GIVEN RECORDS
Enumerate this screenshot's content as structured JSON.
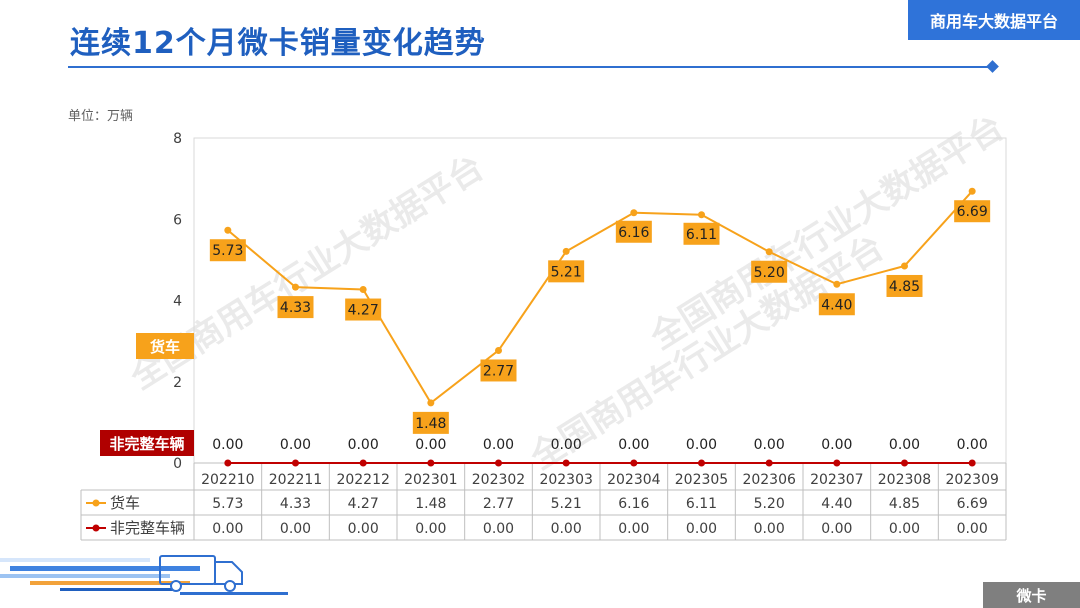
{
  "header": {
    "title": "连续12个月微卡销量变化趋势",
    "brand": "商用车大数据平台"
  },
  "unit_label": "单位：万辆",
  "watermark": "全国商用车行业大数据平台",
  "footer_tag": "微卡",
  "colors": {
    "accent": "#2f73d9",
    "title": "#1f5fbf",
    "series_truck": "#f7a21b",
    "series_incomplete": "#c00000",
    "label_bg": "#f7a21b",
    "side_label_incomplete_bg": "#b00000"
  },
  "chart_data": {
    "type": "line",
    "categories": [
      "202210",
      "202211",
      "202212",
      "202301",
      "202302",
      "202303",
      "202304",
      "202305",
      "202306",
      "202307",
      "202308",
      "202309"
    ],
    "series": [
      {
        "name": "货车",
        "values": [
          5.73,
          4.33,
          4.27,
          1.48,
          2.77,
          5.21,
          6.16,
          6.11,
          5.2,
          4.4,
          4.85,
          6.69
        ]
      },
      {
        "name": "非完整车辆",
        "values": [
          0.0,
          0.0,
          0.0,
          0.0,
          0.0,
          0.0,
          0.0,
          0.0,
          0.0,
          0.0,
          0.0,
          0.0
        ]
      }
    ],
    "ylim": [
      0,
      8
    ],
    "yticks": [
      "0",
      "2",
      "4",
      "6",
      "8"
    ],
    "truck_labels": [
      "5.73",
      "4.33",
      "4.27",
      "1.48",
      "2.77",
      "5.21",
      "6.16",
      "6.11",
      "5.20",
      "4.40",
      "4.85",
      "6.69"
    ],
    "incomplete_labels": [
      "0.00",
      "0.00",
      "0.00",
      "0.00",
      "0.00",
      "0.00",
      "0.00",
      "0.00",
      "0.00",
      "0.00",
      "0.00",
      "0.00"
    ],
    "grid": false,
    "legend": "data-table"
  }
}
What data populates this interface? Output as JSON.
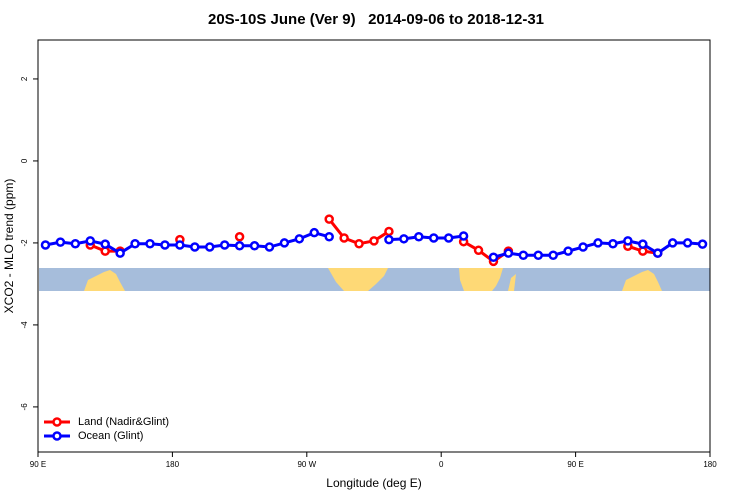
{
  "chart_data": {
    "type": "line",
    "title": "20S-10S June (Ver 9)   2014-09-06 to 2018-12-31",
    "x_label": "Longitude (deg E)",
    "y_label": "XCO2 - MLO trend (ppm)",
    "xlim": [
      90,
      540
    ],
    "xticks": [
      {
        "value": 90,
        "label": "90 E"
      },
      180,
      {
        "value": 270,
        "label": "90 W"
      },
      {
        "value": 360,
        "label": "0"
      },
      {
        "value": 450,
        "label": "90 E"
      },
      {
        "value": 540,
        "label": "180"
      }
    ],
    "ylim": [
      -7.1,
      2.95
    ],
    "yticks": [
      -6,
      -4,
      -2,
      0,
      2
    ],
    "legend": "bottom-left",
    "x": [
      95,
      105,
      115,
      125,
      135,
      145,
      155,
      165,
      175,
      185,
      195,
      205,
      215,
      225,
      235,
      245,
      255,
      265,
      275,
      285,
      295,
      305,
      315,
      325,
      335,
      345,
      355,
      365,
      375,
      385,
      395,
      405,
      415,
      425,
      435,
      445,
      455,
      465,
      475,
      485,
      495,
      505,
      515,
      525,
      535
    ],
    "series": [
      {
        "name": "Land (Nadir&Glint)",
        "color": "#ff0000",
        "values": [
          null,
          null,
          null,
          -2.05,
          -2.2,
          -2.2,
          null,
          null,
          null,
          -1.92,
          null,
          null,
          null,
          -1.85,
          null,
          null,
          null,
          null,
          null,
          -1.42,
          -1.88,
          -2.02,
          -1.95,
          -1.72,
          null,
          null,
          null,
          null,
          -1.97,
          -2.18,
          -2.45,
          -2.2,
          null,
          null,
          null,
          null,
          null,
          null,
          null,
          -2.08,
          -2.2,
          -2.25,
          null,
          null,
          null
        ]
      },
      {
        "name": "Ocean (Glint)",
        "color": "#0000ff",
        "values": [
          -2.05,
          -1.98,
          -2.02,
          -1.95,
          -2.03,
          -2.25,
          -2.02,
          -2.02,
          -2.05,
          -2.05,
          -2.1,
          -2.1,
          -2.05,
          -2.07,
          -2.07,
          -2.1,
          -2.0,
          -1.9,
          -1.75,
          -1.85,
          null,
          null,
          null,
          -1.92,
          -1.9,
          -1.85,
          -1.88,
          -1.88,
          -1.83,
          null,
          -2.35,
          -2.25,
          -2.3,
          -2.3,
          -2.3,
          -2.2,
          -2.1,
          -2.0,
          -2.02,
          -1.95,
          -2.03,
          -2.25,
          -2.0,
          -2.0,
          -2.03
        ]
      }
    ]
  }
}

TASK PROMPT
In the entries above, locate every line with the word "JSON" and copy it.

TASK OUTPUT
Enumerate this screenshot's content as structured JSON.
What data populates this interface? Output as JSON.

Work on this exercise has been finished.